** Begin **

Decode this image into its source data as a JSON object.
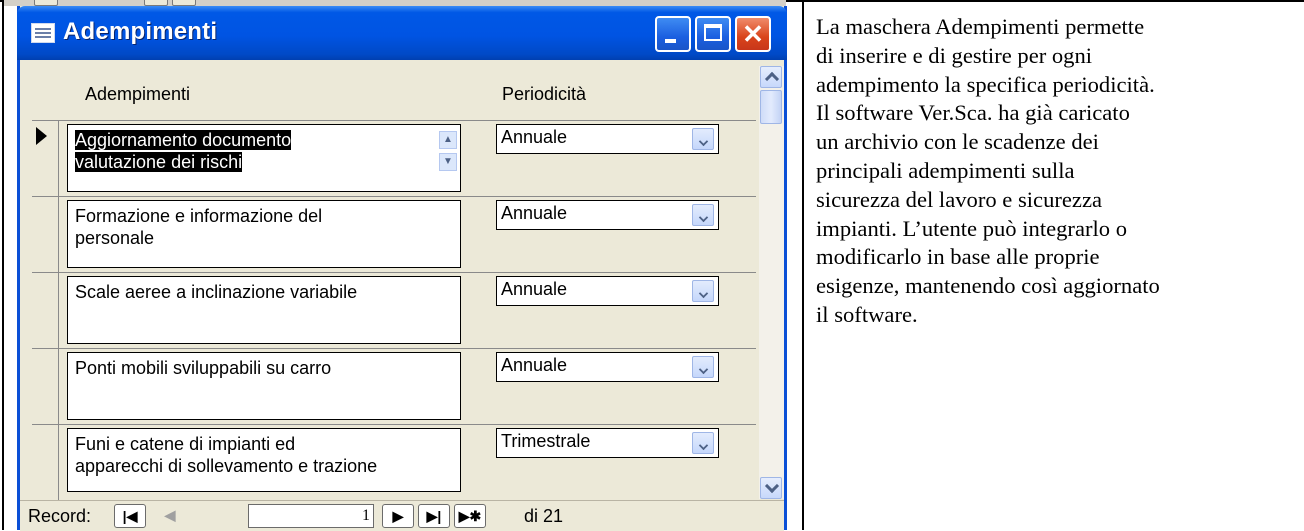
{
  "window": {
    "title": "Adempimenti",
    "colors": {
      "titlebar": "#0054e3",
      "close": "#d9441b",
      "face": "#ece9d8"
    }
  },
  "columns": {
    "adempimenti": "Adempimenti",
    "periodicita": "Periodicità"
  },
  "rows": [
    {
      "lines": [
        "Aggiornamento documento",
        "valutazione dei rischi"
      ],
      "periodicita": "Annuale",
      "current": true
    },
    {
      "lines": [
        "Formazione e informazione del",
        "personale"
      ],
      "periodicita": "Annuale",
      "current": false
    },
    {
      "lines": [
        "Scale aeree a inclinazione variabile",
        ""
      ],
      "periodicita": "Annuale",
      "current": false
    },
    {
      "lines": [
        "Ponti mobili sviluppabili su carro",
        ""
      ],
      "periodicita": "Annuale",
      "current": false
    },
    {
      "lines": [
        "Funi e catene di impianti ed",
        "apparecchi di sollevamento e trazione"
      ],
      "periodicita": "Trimestrale",
      "current": false
    }
  ],
  "navigation": {
    "label": "Record:",
    "current_record": "1",
    "of_label": "di 21",
    "icons": [
      "first-record-icon",
      "previous-record-icon",
      "next-record-icon",
      "last-record-icon",
      "new-record-icon"
    ]
  },
  "description": {
    "lines": [
      "La maschera Adempimenti permette",
      "di inserire e di gestire per ogni",
      "adempimento la specifica periodicità.",
      "Il software Ver.Sca. ha già caricato",
      "un archivio con le scadenze dei",
      "principali adempimenti sulla",
      "sicurezza del lavoro e sicurezza",
      "impianti. L’utente può integrarlo o",
      "modificarlo in base alle proprie",
      "esigenze, mantenendo così aggiornato",
      "il software."
    ]
  }
}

** End **

Repeat all the data as it stands, dropping any images it holds.

Decode this image into its source data as a JSON object.
{
  "window": {
    "title": "Adempimenti",
    "colors": {
      "titlebar": "#0054e3",
      "close": "#d9441b",
      "face": "#ece9d8"
    }
  },
  "columns": {
    "adempimenti": "Adempimenti",
    "periodicita": "Periodicità"
  },
  "rows": [
    {
      "lines": [
        "Aggiornamento documento",
        "valutazione dei rischi"
      ],
      "periodicita": "Annuale",
      "current": true
    },
    {
      "lines": [
        "Formazione e informazione del",
        "personale"
      ],
      "periodicita": "Annuale",
      "current": false
    },
    {
      "lines": [
        "Scale aeree a inclinazione variabile",
        ""
      ],
      "periodicita": "Annuale",
      "current": false
    },
    {
      "lines": [
        "Ponti mobili sviluppabili su carro",
        ""
      ],
      "periodicita": "Annuale",
      "current": false
    },
    {
      "lines": [
        "Funi e catene di impianti ed",
        "apparecchi di sollevamento e trazione"
      ],
      "periodicita": "Trimestrale",
      "current": false
    }
  ],
  "navigation": {
    "label": "Record:",
    "current_record": "1",
    "of_label": "di 21",
    "icons": [
      "first-record-icon",
      "previous-record-icon",
      "next-record-icon",
      "last-record-icon",
      "new-record-icon"
    ]
  },
  "description": {
    "lines": [
      "La maschera Adempimenti permette",
      "di inserire e di gestire per ogni",
      "adempimento la specifica periodicità.",
      "Il software Ver.Sca. ha già caricato",
      "un archivio con le scadenze dei",
      "principali adempimenti sulla",
      "sicurezza del lavoro e sicurezza",
      "impianti. L’utente può integrarlo o",
      "modificarlo in base alle proprie",
      "esigenze, mantenendo così aggiornato",
      "il software."
    ]
  }
}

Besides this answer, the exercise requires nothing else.